Data items:
------------------------------------------------

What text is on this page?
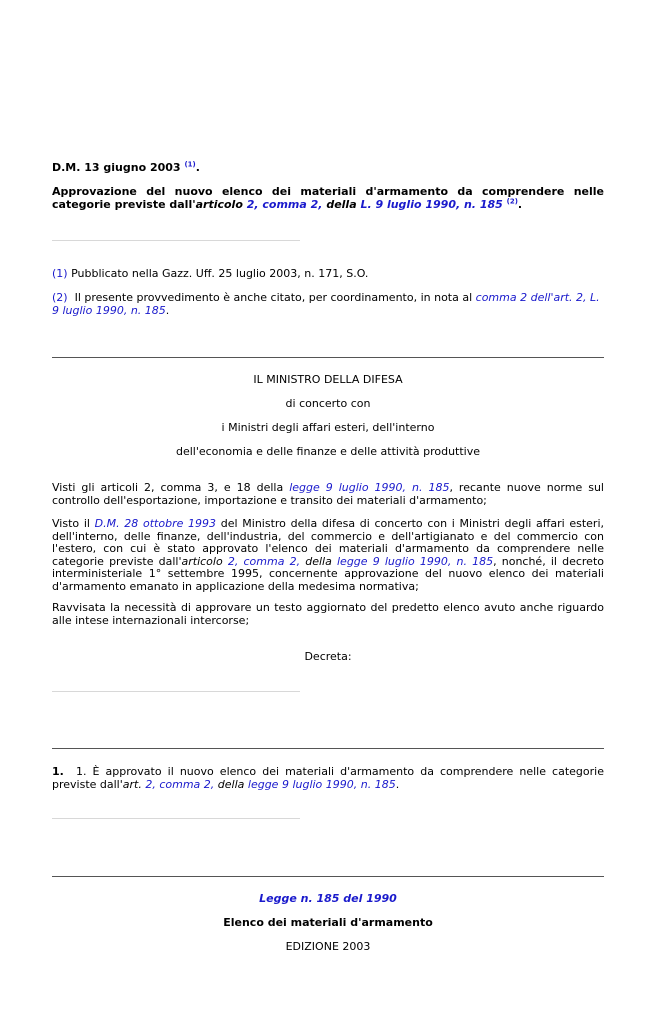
D.M. 13 giugno 2003 $^{(1)}$.
Approvazione del nuovo elenco dei materiali d'armamento da comprendere nelle categorie previste dall'articolo 2, comma 2, della L. 9 luglio 1990, n. 185 $^{(2)}$.
(1) Pubblicato nella Gazz. Uff. 25 luglio 2003, n. 171, S.O.
(2)  Il presente provvedimento è anche citato, per coordinamento, in nota al comma 2 dell'art. 2, L. 9 luglio 1990, n. 185.
IL MINISTRO DELLA DIFESA
di concerto con
i Ministri degli affari esteri, dell'interno
dell'economia e delle finanze e delle attività produttive
Visti gli articoli 2, comma 3, e 18 della legge 9 luglio 1990, n. 185, recante nuove norme sul controllo dell'esportazione, importazione e transito dei materiali d'armamento;
Visto il D.M. 28 ottobre 1993 del Ministro della difesa di concerto con i Ministri degli affari esteri, dell'interno, delle finanze, dell'industria, del commercio e dell'artigianato e del commercio con l'estero, con cui è stato approvato l'elenco dei materiali d'armamento da comprendere nelle categorie previste dall'articolo 2, comma 2, della legge 9 luglio 1990, n. 185, nonché, il decreto interministeriale 1° settembre 1995, concernente approvazione del nuovo elenco dei materiali d'armamento emanato in applicazione della medesima normativa;
Ravvisata la necessità di approvare un testo aggiornato del predetto elenco avuto anche riguardo alle intese internazionali intercorse;
Decreta:
1.  1. È approvato il nuovo elenco dei materiali d'armamento da comprendere nelle categorie previste dall'art. 2, comma 2, della legge 9 luglio 1990, n. 185.
Legge n. 185 del 1990
Elenco dei materiali d'armamento
EDIZIONE 2003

------------------------------------------------

■ **Description of the task**:
Reproduce every record above exactly, but leave out the pictures.

■ **Completed exercise**:
What text is on this page?
D.M. 13 giugno 2003 $^{(1)}$.
Approvazione del nuovo elenco dei materiali d'armamento da comprendere nelle categorie previste dall'articolo 2, comma 2, della L. 9 luglio 1990, n. 185 $^{(2)}$.
(1) Pubblicato nella Gazz. Uff. 25 luglio 2003, n. 171, S.O.
(2)  Il presente provvedimento è anche citato, per coordinamento, in nota al comma 2 dell'art. 2, L. 9 luglio 1990, n. 185.
IL MINISTRO DELLA DIFESA
di concerto con
i Ministri degli affari esteri, dell'interno
dell'economia e delle finanze e delle attività produttive
Visti gli articoli 2, comma 3, e 18 della legge 9 luglio 1990, n. 185, recante nuove norme sul controllo dell'esportazione, importazione e transito dei materiali d'armamento;
Visto il D.M. 28 ottobre 1993 del Ministro della difesa di concerto con i Ministri degli affari esteri, dell'interno, delle finanze, dell'industria, del commercio e dell'artigianato e del commercio con l'estero, con cui è stato approvato l'elenco dei materiali d'armamento da comprendere nelle categorie previste dall'articolo 2, comma 2, della legge 9 luglio 1990, n. 185, nonché, il decreto interministeriale 1° settembre 1995, concernente approvazione del nuovo elenco dei materiali d'armamento emanato in applicazione della medesima normativa;
Ravvisata la necessità di approvare un testo aggiornato del predetto elenco avuto anche riguardo alle intese internazionali intercorse;
Decreta:
1.  1. È approvato il nuovo elenco dei materiali d'armamento da comprendere nelle categorie previste dall'art. 2, comma 2, della legge 9 luglio 1990, n. 185.
Legge n. 185 del 1990
Elenco dei materiali d'armamento
EDIZIONE 2003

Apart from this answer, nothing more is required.